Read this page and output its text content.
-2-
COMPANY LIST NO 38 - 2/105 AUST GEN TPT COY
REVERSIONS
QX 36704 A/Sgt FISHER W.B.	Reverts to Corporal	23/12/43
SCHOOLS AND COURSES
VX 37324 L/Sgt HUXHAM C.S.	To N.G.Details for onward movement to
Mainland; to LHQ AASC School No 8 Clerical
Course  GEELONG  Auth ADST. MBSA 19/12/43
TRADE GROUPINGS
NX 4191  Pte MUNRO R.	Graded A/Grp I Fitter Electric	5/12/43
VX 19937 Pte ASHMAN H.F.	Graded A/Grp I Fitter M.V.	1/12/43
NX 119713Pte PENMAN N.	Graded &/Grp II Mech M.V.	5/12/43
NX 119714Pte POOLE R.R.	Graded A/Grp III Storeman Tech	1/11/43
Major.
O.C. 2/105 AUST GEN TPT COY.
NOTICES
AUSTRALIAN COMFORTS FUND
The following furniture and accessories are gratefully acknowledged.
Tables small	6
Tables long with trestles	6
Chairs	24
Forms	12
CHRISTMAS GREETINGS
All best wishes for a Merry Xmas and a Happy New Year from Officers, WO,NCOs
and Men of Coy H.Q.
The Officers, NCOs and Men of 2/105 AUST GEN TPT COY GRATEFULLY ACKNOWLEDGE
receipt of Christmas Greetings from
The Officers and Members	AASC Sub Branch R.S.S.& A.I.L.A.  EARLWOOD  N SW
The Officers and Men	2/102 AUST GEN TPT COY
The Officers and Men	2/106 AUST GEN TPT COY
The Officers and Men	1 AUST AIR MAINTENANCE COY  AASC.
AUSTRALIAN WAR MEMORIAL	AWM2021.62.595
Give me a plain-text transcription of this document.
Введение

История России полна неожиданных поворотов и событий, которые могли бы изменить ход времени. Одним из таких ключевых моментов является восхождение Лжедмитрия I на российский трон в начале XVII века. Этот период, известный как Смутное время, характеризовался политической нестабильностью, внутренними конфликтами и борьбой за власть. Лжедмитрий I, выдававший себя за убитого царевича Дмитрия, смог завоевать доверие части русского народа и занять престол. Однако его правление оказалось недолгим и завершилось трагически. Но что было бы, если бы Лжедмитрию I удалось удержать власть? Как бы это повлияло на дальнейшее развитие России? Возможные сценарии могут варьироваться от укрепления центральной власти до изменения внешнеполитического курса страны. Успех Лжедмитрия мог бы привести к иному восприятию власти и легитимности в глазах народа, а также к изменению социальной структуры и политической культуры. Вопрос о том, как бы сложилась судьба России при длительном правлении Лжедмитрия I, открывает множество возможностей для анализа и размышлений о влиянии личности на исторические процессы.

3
-- -- --
▶ [Required task]:
Where a line above contains the word "this", copy that line.

▶ [Answer in full]:
Read this page and output its text content.
Give me a plain-text transcription of this document.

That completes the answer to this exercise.